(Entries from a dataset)
((

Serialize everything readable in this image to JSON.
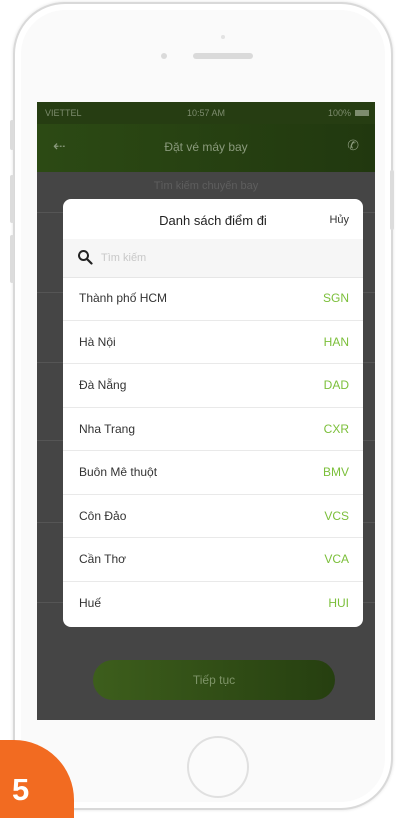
{
  "statusbar": {
    "carrier": "VIETTEL ",
    "time": "10:57 AM",
    "battery": "100%"
  },
  "appbar": {
    "title": "Đặt vé máy bay",
    "back_icon": "back-arrow-icon",
    "phone_icon": "phone-icon"
  },
  "background": {
    "subtitle": "Tìm kiếm chuyến bay",
    "continue_label": "Tiếp tục"
  },
  "modal": {
    "title": "Danh sách điểm đi",
    "cancel_label": "Hủy",
    "search": {
      "placeholder": "Tìm kiếm",
      "value": ""
    },
    "items": [
      {
        "name": "Thành phố HCM",
        "code": "SGN"
      },
      {
        "name": "Hà Nội",
        "code": "HAN"
      },
      {
        "name": "Đà Nẵng",
        "code": "DAD"
      },
      {
        "name": "Nha Trang",
        "code": "CXR"
      },
      {
        "name": "Buôn Mê thuột",
        "code": "BMV"
      },
      {
        "name": "Côn Đảo",
        "code": "VCS"
      },
      {
        "name": "Cần Thơ",
        "code": "VCA"
      },
      {
        "name": "Huế",
        "code": "HUI"
      }
    ]
  },
  "step_badge": {
    "number": "5"
  },
  "colors": {
    "accent_green": "#7bbf3a",
    "header_green": "#2c4a14",
    "badge_orange": "#f26b21"
  }
}
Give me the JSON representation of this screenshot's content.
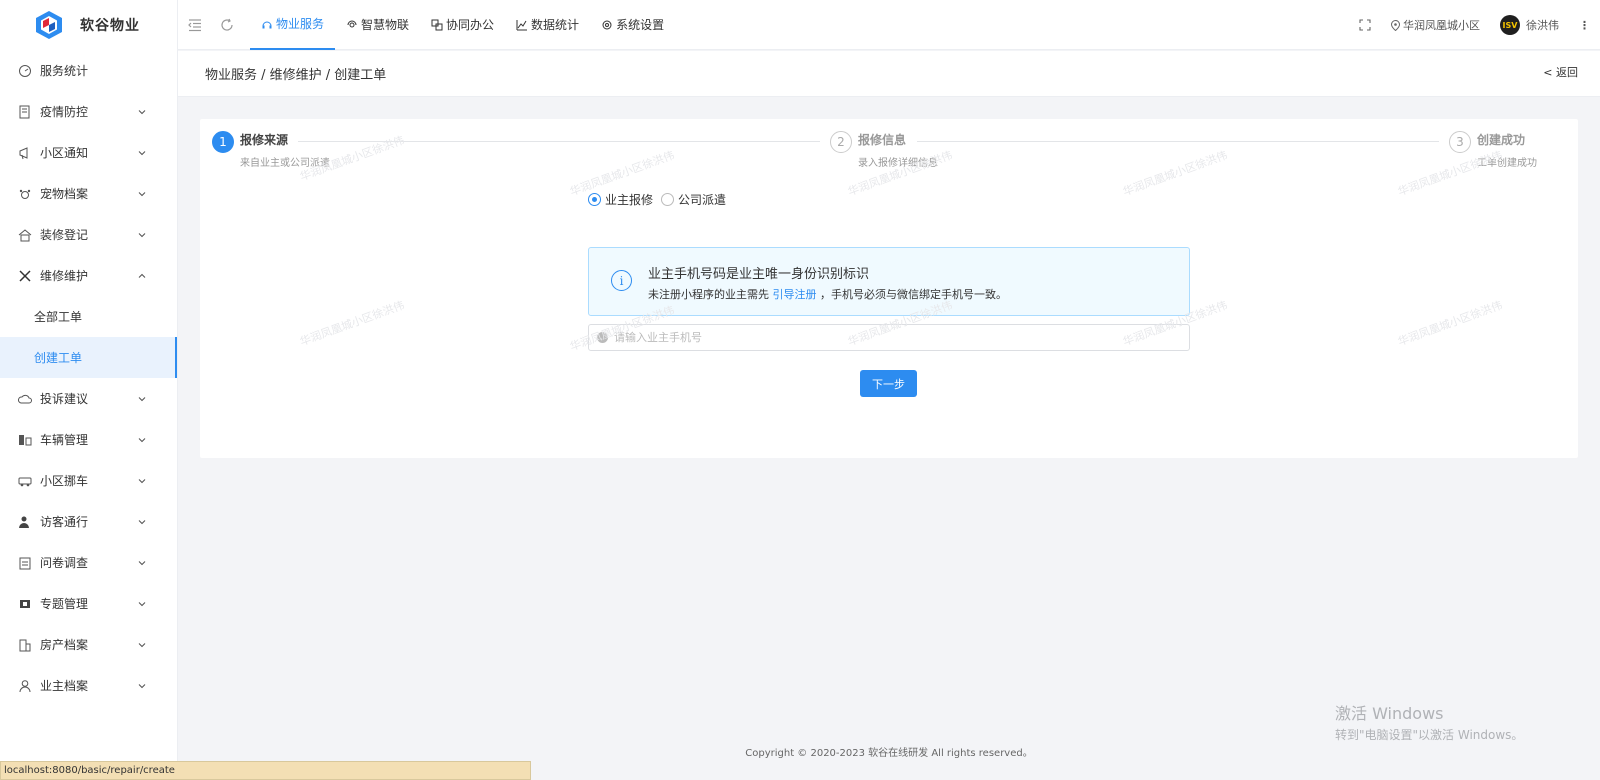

))

● **SET PROBLEM**
Write out every line above exactly as it is, leaving out the pictures.

● **SOLUTION FOR THIS TASK**
Serialize everything readable in this image to JSON.
{
  "statusbar": {
    "carrier": "VIETTEL ",
    "time": "10:57 AM",
    "battery": "100%"
  },
  "appbar": {
    "title": "Đặt vé máy bay",
    "back_icon": "back-arrow-icon",
    "phone_icon": "phone-icon"
  },
  "background": {
    "subtitle": "Tìm kiếm chuyến bay",
    "continue_label": "Tiếp tục"
  },
  "modal": {
    "title": "Danh sách điểm đi",
    "cancel_label": "Hủy",
    "search": {
      "placeholder": "Tìm kiếm",
      "value": ""
    },
    "items": [
      {
        "name": "Thành phố HCM",
        "code": "SGN"
      },
      {
        "name": "Hà Nội",
        "code": "HAN"
      },
      {
        "name": "Đà Nẵng",
        "code": "DAD"
      },
      {
        "name": "Nha Trang",
        "code": "CXR"
      },
      {
        "name": "Buôn Mê thuột",
        "code": "BMV"
      },
      {
        "name": "Côn Đảo",
        "code": "VCS"
      },
      {
        "name": "Cần Thơ",
        "code": "VCA"
      },
      {
        "name": "Huế",
        "code": "HUI"
      }
    ]
  },
  "step_badge": {
    "number": "5"
  },
  "colors": {
    "accent_green": "#7bbf3a",
    "header_green": "#2c4a14",
    "badge_orange": "#f26b21"
  }
}
Give me the JSON representation of this screenshot's content.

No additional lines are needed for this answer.